## Exercise brief
Copy out each line containing "category" from the entries below.

━━━ Given records ━━━

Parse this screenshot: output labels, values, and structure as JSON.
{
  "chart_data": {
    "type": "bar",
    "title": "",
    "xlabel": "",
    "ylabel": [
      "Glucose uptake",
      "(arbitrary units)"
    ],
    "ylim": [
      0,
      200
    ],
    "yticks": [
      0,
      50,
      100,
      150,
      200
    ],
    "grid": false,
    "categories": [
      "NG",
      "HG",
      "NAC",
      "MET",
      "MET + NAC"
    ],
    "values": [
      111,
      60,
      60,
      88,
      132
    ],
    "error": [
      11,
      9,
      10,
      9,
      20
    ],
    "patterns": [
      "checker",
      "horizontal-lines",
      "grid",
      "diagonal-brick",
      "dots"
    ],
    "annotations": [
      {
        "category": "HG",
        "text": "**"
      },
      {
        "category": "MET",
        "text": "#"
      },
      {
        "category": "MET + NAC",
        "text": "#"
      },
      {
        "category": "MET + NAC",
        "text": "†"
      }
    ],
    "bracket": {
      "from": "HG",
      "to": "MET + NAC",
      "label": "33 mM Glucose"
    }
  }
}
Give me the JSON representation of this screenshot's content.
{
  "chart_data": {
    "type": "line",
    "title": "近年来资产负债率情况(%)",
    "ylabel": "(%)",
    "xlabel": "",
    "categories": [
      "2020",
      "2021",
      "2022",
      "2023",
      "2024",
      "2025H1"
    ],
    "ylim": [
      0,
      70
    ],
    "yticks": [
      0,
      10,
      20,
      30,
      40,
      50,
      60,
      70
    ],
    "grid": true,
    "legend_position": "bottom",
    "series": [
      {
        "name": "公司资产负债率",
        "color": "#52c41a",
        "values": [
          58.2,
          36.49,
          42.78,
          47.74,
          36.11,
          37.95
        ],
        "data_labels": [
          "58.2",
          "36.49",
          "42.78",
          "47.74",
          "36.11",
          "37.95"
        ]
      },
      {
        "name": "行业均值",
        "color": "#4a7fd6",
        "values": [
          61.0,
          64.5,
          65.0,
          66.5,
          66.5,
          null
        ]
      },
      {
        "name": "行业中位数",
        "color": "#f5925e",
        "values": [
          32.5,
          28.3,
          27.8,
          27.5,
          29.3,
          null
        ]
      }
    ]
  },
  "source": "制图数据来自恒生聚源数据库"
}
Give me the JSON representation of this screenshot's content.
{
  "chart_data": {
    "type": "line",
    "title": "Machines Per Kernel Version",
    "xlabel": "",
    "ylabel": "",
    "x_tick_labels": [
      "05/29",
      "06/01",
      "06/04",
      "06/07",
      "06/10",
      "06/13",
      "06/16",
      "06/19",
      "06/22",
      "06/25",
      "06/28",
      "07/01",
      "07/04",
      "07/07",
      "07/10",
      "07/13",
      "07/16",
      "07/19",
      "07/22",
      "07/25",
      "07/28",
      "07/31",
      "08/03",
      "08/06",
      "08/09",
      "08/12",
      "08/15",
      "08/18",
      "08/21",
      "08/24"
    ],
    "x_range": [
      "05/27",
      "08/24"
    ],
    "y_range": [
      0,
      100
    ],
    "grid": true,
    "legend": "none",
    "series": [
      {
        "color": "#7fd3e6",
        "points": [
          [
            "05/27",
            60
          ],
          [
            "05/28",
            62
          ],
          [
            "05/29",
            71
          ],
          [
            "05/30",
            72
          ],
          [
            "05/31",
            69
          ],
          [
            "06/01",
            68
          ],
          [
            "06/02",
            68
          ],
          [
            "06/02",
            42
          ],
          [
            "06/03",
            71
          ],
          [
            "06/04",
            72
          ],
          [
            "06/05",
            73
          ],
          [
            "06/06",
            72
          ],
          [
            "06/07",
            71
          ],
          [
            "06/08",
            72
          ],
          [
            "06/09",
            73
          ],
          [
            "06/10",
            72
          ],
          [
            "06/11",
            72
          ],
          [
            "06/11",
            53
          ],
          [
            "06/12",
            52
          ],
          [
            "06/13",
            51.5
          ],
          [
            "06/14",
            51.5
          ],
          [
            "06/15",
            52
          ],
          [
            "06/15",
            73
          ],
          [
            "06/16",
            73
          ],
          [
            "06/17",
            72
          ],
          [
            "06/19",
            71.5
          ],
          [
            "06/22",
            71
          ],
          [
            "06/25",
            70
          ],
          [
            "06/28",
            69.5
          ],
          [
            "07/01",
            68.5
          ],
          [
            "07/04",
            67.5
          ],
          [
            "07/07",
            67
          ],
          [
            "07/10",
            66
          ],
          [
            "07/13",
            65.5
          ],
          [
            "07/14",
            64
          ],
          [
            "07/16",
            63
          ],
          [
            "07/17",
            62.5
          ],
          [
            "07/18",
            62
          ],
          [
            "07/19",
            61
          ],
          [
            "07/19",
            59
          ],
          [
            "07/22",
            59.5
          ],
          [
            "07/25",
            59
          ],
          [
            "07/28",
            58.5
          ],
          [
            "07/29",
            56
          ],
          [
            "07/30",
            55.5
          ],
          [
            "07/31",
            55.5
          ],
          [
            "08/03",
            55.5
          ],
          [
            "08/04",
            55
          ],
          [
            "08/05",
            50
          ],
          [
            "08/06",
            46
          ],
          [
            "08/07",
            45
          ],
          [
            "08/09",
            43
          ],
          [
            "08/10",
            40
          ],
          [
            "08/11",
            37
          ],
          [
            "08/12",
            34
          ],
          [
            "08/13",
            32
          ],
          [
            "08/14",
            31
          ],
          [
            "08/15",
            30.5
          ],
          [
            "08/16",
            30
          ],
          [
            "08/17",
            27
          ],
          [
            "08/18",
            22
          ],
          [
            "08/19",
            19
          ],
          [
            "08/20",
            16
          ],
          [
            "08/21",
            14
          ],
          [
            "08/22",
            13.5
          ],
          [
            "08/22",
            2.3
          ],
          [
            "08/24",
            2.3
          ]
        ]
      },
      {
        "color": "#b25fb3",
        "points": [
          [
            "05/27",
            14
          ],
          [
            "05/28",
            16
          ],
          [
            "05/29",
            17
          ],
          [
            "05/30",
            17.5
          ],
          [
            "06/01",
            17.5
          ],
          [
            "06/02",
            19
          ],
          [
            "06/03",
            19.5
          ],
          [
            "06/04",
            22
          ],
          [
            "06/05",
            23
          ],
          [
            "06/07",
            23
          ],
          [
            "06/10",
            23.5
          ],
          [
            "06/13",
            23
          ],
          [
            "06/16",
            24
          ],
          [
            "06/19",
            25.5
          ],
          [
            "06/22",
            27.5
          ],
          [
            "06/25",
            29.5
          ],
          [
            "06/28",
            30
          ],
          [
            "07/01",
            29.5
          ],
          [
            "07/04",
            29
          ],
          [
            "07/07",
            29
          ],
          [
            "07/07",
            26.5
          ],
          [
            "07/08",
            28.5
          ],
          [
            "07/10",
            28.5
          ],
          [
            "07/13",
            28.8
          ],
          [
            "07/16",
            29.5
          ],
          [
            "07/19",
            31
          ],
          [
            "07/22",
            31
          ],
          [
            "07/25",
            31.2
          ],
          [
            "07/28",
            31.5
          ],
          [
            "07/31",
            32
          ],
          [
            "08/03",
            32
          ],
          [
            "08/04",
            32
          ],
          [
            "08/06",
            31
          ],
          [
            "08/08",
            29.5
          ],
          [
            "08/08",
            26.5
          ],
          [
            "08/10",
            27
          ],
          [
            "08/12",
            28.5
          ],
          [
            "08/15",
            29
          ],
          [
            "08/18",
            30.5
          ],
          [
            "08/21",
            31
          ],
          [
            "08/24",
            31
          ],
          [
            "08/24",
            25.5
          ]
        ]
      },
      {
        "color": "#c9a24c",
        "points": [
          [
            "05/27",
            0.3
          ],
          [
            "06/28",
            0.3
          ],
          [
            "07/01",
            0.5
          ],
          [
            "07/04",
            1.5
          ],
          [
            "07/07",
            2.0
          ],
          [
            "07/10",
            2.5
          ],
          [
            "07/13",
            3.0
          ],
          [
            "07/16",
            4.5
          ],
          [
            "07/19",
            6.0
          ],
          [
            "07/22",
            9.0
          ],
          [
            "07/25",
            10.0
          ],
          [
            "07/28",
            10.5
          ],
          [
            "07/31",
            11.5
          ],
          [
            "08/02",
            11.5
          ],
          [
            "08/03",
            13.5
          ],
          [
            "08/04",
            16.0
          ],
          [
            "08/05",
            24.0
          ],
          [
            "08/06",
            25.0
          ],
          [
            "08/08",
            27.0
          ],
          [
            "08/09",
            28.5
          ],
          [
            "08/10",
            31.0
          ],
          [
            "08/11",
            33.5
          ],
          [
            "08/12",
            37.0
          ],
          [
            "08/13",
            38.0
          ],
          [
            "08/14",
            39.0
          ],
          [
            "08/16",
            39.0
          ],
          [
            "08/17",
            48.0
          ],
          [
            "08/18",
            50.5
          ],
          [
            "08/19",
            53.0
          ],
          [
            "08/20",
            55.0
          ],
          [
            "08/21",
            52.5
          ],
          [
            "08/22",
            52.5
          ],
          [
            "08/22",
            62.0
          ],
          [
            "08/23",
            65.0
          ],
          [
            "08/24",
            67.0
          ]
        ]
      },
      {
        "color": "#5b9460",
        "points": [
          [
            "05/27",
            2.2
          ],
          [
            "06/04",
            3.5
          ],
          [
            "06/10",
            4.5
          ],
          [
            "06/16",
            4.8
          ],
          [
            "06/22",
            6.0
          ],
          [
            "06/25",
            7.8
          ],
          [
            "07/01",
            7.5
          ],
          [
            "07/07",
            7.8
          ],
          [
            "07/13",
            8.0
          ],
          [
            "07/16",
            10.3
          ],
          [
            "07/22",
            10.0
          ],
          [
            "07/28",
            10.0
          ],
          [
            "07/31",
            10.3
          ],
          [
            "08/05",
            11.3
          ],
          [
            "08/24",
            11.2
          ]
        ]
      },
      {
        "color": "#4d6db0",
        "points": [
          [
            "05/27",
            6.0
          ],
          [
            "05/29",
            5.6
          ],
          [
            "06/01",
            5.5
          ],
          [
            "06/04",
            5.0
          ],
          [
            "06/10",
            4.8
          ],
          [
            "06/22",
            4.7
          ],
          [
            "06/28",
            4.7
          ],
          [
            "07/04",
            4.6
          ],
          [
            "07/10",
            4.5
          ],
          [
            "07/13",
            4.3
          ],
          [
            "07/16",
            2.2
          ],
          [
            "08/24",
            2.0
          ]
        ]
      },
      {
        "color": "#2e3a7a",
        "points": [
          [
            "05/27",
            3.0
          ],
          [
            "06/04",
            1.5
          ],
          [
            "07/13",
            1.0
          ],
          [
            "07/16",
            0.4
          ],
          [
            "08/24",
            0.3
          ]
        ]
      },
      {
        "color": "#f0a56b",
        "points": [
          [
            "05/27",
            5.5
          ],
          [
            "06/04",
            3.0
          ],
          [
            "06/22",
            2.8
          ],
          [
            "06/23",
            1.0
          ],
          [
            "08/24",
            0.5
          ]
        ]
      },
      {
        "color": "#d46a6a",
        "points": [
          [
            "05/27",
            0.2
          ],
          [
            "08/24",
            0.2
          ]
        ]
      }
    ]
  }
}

━━━

## Written response
        "category": "HG",
        "category": "MET",
        "category": "MET + NAC",
        "category": "MET + NAC",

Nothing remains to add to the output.